Items from a data source
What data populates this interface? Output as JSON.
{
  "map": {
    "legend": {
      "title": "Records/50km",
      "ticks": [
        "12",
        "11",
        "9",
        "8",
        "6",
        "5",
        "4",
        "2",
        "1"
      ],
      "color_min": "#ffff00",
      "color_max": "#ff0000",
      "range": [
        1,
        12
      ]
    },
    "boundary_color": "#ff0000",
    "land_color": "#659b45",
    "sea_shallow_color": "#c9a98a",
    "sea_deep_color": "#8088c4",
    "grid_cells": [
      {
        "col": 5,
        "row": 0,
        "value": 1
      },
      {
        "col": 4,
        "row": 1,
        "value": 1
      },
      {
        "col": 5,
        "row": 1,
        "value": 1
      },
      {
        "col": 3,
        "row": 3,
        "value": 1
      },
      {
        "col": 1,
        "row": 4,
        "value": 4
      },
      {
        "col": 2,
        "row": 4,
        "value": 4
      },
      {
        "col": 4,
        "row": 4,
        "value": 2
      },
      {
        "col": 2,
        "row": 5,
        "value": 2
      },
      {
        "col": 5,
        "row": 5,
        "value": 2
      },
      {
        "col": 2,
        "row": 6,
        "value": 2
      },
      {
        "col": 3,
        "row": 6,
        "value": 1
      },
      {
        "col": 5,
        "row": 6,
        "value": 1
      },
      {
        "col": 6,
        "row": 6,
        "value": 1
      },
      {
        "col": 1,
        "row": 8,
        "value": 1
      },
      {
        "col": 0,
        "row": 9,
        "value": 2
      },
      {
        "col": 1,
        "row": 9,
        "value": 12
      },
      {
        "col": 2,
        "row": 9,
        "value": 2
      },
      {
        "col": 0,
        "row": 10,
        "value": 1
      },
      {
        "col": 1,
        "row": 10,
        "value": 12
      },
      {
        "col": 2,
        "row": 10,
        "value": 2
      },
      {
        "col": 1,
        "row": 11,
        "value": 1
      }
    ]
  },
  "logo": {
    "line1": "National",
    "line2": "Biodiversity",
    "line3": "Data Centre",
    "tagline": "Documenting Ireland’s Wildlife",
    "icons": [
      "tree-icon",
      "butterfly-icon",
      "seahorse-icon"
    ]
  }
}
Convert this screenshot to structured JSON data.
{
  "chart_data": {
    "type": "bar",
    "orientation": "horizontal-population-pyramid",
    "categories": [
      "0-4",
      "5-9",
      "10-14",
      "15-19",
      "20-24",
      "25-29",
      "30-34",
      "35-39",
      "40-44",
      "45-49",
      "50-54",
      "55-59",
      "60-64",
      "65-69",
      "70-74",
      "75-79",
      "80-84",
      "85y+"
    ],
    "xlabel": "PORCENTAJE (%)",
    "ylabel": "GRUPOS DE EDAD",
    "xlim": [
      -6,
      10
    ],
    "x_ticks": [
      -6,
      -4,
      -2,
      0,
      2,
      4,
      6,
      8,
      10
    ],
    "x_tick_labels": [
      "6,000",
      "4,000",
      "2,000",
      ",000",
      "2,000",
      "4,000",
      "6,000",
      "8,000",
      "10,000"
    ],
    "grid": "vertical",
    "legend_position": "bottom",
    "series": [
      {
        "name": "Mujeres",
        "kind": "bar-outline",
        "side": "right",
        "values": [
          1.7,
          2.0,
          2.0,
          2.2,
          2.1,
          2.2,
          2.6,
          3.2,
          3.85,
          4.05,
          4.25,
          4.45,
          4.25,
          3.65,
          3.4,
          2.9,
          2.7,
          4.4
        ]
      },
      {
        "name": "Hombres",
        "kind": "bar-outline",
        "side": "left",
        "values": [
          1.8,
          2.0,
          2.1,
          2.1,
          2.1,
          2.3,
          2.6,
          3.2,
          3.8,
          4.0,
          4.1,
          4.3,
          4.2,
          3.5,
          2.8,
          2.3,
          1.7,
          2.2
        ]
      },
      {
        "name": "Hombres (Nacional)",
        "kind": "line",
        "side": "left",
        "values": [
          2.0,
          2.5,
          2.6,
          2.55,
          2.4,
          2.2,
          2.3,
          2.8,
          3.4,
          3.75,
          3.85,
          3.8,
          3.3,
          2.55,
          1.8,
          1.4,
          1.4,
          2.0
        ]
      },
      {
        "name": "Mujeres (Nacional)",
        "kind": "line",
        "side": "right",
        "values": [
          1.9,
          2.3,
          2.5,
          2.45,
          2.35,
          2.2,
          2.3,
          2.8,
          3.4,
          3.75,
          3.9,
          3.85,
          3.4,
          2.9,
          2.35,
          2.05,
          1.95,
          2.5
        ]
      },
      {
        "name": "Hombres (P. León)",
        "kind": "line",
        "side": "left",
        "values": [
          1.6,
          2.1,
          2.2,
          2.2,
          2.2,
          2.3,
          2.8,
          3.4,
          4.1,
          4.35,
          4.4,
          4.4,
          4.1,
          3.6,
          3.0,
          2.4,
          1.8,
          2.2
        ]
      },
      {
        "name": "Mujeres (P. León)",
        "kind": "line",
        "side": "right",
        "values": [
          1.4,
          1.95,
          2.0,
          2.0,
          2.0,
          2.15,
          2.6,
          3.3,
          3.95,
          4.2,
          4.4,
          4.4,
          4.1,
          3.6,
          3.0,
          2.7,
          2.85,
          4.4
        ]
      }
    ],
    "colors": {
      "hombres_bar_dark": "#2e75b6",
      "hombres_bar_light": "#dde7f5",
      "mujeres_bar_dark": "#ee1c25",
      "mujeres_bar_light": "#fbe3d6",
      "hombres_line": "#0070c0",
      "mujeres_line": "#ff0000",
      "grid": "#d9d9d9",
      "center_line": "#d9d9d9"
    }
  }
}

• **Aim**: Each entry above is to be printed again exactly.

• **Problem solution**:
What data populates this interface? Output as JSON.
{
  "map": {
    "legend": {
      "title": "Records/50km",
      "ticks": [
        "12",
        "11",
        "9",
        "8",
        "6",
        "5",
        "4",
        "2",
        "1"
      ],
      "color_min": "#ffff00",
      "color_max": "#ff0000",
      "range": [
        1,
        12
      ]
    },
    "boundary_color": "#ff0000",
    "land_color": "#659b45",
    "sea_shallow_color": "#c9a98a",
    "sea_deep_color": "#8088c4",
    "grid_cells": [
      {
        "col": 5,
        "row": 0,
        "value": 1
      },
      {
        "col": 4,
        "row": 1,
        "value": 1
      },
      {
        "col": 5,
        "row": 1,
        "value": 1
      },
      {
        "col": 3,
        "row": 3,
        "value": 1
      },
      {
        "col": 1,
        "row": 4,
        "value": 4
      },
      {
        "col": 2,
        "row": 4,
        "value": 4
      },
      {
        "col": 4,
        "row": 4,
        "value": 2
      },
      {
        "col": 2,
        "row": 5,
        "value": 2
      },
      {
        "col": 5,
        "row": 5,
        "value": 2
      },
      {
        "col": 2,
        "row": 6,
        "value": 2
      },
      {
        "col": 3,
        "row": 6,
        "value": 1
      },
      {
        "col": 5,
        "row": 6,
        "value": 1
      },
      {
        "col": 6,
        "row": 6,
        "value": 1
      },
      {
        "col": 1,
        "row": 8,
        "value": 1
      },
      {
        "col": 0,
        "row": 9,
        "value": 2
      },
      {
        "col": 1,
        "row": 9,
        "value": 12
      },
      {
        "col": 2,
        "row": 9,
        "value": 2
      },
      {
        "col": 0,
        "row": 10,
        "value": 1
      },
      {
        "col": 1,
        "row": 10,
        "value": 12
      },
      {
        "col": 2,
        "row": 10,
        "value": 2
      },
      {
        "col": 1,
        "row": 11,
        "value": 1
      }
    ]
  },
  "logo": {
    "line1": "National",
    "line2": "Biodiversity",
    "line3": "Data Centre",
    "tagline": "Documenting Ireland’s Wildlife",
    "icons": [
      "tree-icon",
      "butterfly-icon",
      "seahorse-icon"
    ]
  }
}
Convert this screenshot to structured JSON data.
{
  "chart_data": {
    "type": "bar",
    "orientation": "horizontal-population-pyramid",
    "categories": [
      "0-4",
      "5-9",
      "10-14",
      "15-19",
      "20-24",
      "25-29",
      "30-34",
      "35-39",
      "40-44",
      "45-49",
      "50-54",
      "55-59",
      "60-64",
      "65-69",
      "70-74",
      "75-79",
      "80-84",
      "85y+"
    ],
    "xlabel": "PORCENTAJE (%)",
    "ylabel": "GRUPOS DE EDAD",
    "xlim": [
      -6,
      10
    ],
    "x_ticks": [
      -6,
      -4,
      -2,
      0,
      2,
      4,
      6,
      8,
      10
    ],
    "x_tick_labels": [
      "6,000",
      "4,000",
      "2,000",
      ",000",
      "2,000",
      "4,000",
      "6,000",
      "8,000",
      "10,000"
    ],
    "grid": "vertical",
    "legend_position": "bottom",
    "series": [
      {
        "name": "Mujeres",
        "kind": "bar-outline",
        "side": "right",
        "values": [
          1.7,
          2.0,
          2.0,
          2.2,
          2.1,
          2.2,
          2.6,
          3.2,
          3.85,
          4.05,
          4.25,
          4.45,
          4.25,
          3.65,
          3.4,
          2.9,
          2.7,
          4.4
        ]
      },
      {
        "name": "Hombres",
        "kind": "bar-outline",
        "side": "left",
        "values": [
          1.8,
          2.0,
          2.1,
          2.1,
          2.1,
          2.3,
          2.6,
          3.2,
          3.8,
          4.0,
          4.1,
          4.3,
          4.2,
          3.5,
          2.8,
          2.3,
          1.7,
          2.2
        ]
      },
      {
        "name": "Hombres (Nacional)",
        "kind": "line",
        "side": "left",
        "values": [
          2.0,
          2.5,
          2.6,
          2.55,
          2.4,
          2.2,
          2.3,
          2.8,
          3.4,
          3.75,
          3.85,
          3.8,
          3.3,
          2.55,
          1.8,
          1.4,
          1.4,
          2.0
        ]
      },
      {
        "name": "Mujeres (Nacional)",
        "kind": "line",
        "side": "right",
        "values": [
          1.9,
          2.3,
          2.5,
          2.45,
          2.35,
          2.2,
          2.3,
          2.8,
          3.4,
          3.75,
          3.9,
          3.85,
          3.4,
          2.9,
          2.35,
          2.05,
          1.95,
          2.5
        ]
      },
      {
        "name": "Hombres (P. León)",
        "kind": "line",
        "side": "left",
        "values": [
          1.6,
          2.1,
          2.2,
          2.2,
          2.2,
          2.3,
          2.8,
          3.4,
          4.1,
          4.35,
          4.4,
          4.4,
          4.1,
          3.6,
          3.0,
          2.4,
          1.8,
          2.2
        ]
      },
      {
        "name": "Mujeres (P. León)",
        "kind": "line",
        "side": "right",
        "values": [
          1.4,
          1.95,
          2.0,
          2.0,
          2.0,
          2.15,
          2.6,
          3.3,
          3.95,
          4.2,
          4.4,
          4.4,
          4.1,
          3.6,
          3.0,
          2.7,
          2.85,
          4.4
        ]
      }
    ],
    "colors": {
      "hombres_bar_dark": "#2e75b6",
      "hombres_bar_light": "#dde7f5",
      "mujeres_bar_dark": "#ee1c25",
      "mujeres_bar_light": "#fbe3d6",
      "hombres_line": "#0070c0",
      "mujeres_line": "#ff0000",
      "grid": "#d9d9d9",
      "center_line": "#d9d9d9"
    }
  }
}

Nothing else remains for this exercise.